### The problem:
Reproduce every record exactly as it appears, but not the pictures.

### Data items:
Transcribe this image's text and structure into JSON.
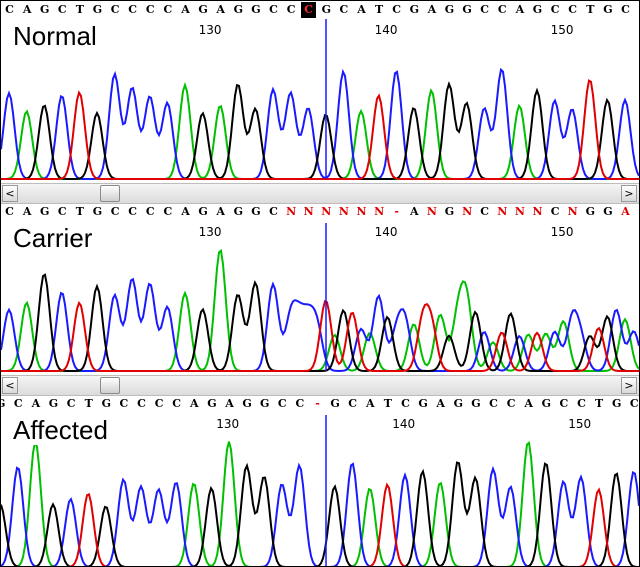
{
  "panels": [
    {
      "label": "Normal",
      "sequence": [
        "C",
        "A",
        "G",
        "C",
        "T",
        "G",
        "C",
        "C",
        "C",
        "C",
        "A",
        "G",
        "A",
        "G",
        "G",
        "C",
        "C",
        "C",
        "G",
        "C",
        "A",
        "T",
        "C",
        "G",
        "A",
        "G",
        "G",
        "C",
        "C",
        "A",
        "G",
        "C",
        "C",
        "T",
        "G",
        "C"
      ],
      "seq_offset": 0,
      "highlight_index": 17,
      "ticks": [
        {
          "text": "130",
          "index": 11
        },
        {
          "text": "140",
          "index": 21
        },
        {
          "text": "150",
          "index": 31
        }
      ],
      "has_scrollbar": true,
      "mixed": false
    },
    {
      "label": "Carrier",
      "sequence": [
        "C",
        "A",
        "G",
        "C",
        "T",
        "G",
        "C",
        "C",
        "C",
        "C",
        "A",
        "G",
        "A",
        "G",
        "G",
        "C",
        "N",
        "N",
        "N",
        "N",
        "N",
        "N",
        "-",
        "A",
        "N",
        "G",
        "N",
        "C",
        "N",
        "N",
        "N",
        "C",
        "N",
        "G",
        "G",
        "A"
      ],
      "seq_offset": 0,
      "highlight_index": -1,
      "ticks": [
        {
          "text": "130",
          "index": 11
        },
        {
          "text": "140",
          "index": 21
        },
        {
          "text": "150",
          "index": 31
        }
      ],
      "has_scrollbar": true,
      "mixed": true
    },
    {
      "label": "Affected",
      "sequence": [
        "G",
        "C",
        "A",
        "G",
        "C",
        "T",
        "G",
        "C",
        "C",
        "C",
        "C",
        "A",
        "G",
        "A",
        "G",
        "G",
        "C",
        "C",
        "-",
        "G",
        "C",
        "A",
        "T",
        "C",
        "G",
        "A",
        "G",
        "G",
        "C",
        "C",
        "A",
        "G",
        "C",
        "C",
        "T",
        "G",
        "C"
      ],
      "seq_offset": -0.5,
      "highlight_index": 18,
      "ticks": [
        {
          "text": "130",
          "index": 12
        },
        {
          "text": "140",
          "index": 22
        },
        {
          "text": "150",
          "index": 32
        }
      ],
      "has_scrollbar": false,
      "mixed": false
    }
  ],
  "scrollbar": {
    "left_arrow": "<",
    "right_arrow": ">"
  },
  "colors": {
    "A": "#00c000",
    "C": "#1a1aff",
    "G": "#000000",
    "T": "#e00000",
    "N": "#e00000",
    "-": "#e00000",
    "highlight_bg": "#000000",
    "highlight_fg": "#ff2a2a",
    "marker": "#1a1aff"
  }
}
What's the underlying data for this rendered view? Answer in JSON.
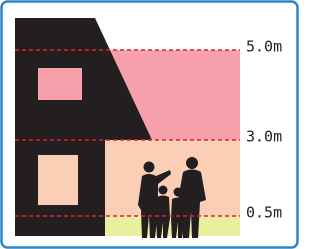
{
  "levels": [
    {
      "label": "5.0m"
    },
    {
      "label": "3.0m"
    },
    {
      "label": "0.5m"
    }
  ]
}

### Solution to the exercise:
Transcribe this image's text and structure into JSON.
{
  "panels": [
    {
      "label": "Normal",
      "sequence": [
        "C",
        "A",
        "G",
        "C",
        "T",
        "G",
        "C",
        "C",
        "C",
        "C",
        "A",
        "G",
        "A",
        "G",
        "G",
        "C",
        "C",
        "C",
        "G",
        "C",
        "A",
        "T",
        "C",
        "G",
        "A",
        "G",
        "G",
        "C",
        "C",
        "A",
        "G",
        "C",
        "C",
        "T",
        "G",
        "C"
      ],
      "seq_offset": 0,
      "highlight_index": 17,
      "ticks": [
        {
          "text": "130",
          "index": 11
        },
        {
          "text": "140",
          "index": 21
        },
        {
          "text": "150",
          "index": 31
        }
      ],
      "has_scrollbar": true,
      "mixed": false
    },
    {
      "label": "Carrier",
      "sequence": [
        "C",
        "A",
        "G",
        "C",
        "T",
        "G",
        "C",
        "C",
        "C",
        "C",
        "A",
        "G",
        "A",
        "G",
        "G",
        "C",
        "N",
        "N",
        "N",
        "N",
        "N",
        "N",
        "-",
        "A",
        "N",
        "G",
        "N",
        "C",
        "N",
        "N",
        "N",
        "C",
        "N",
        "G",
        "G",
        "A"
      ],
      "seq_offset": 0,
      "highlight_index": -1,
      "ticks": [
        {
          "text": "130",
          "index": 11
        },
        {
          "text": "140",
          "index": 21
        },
        {
          "text": "150",
          "index": 31
        }
      ],
      "has_scrollbar": true,
      "mixed": true
    },
    {
      "label": "Affected",
      "sequence": [
        "G",
        "C",
        "A",
        "G",
        "C",
        "T",
        "G",
        "C",
        "C",
        "C",
        "C",
        "A",
        "G",
        "A",
        "G",
        "G",
        "C",
        "C",
        "-",
        "G",
        "C",
        "A",
        "T",
        "C",
        "G",
        "A",
        "G",
        "G",
        "C",
        "C",
        "A",
        "G",
        "C",
        "C",
        "T",
        "G",
        "C"
      ],
      "seq_offset": -0.5,
      "highlight_index": 18,
      "ticks": [
        {
          "text": "130",
          "index": 12
        },
        {
          "text": "140",
          "index": 22
        },
        {
          "text": "150",
          "index": 32
        }
      ],
      "has_scrollbar": false,
      "mixed": false
    }
  ],
  "scrollbar": {
    "left_arrow": "<",
    "right_arrow": ">"
  },
  "colors": {
    "A": "#00c000",
    "C": "#1a1aff",
    "G": "#000000",
    "T": "#e00000",
    "N": "#e00000",
    "-": "#e00000",
    "highlight_bg": "#000000",
    "highlight_fg": "#ff2a2a",
    "marker": "#1a1aff"
  }
}
What's the underlying data for this rendered view? Answer in JSON.
{
  "levels": [
    {
      "label": "5.0m"
    },
    {
      "label": "3.0m"
    },
    {
      "label": "0.5m"
    }
  ]
}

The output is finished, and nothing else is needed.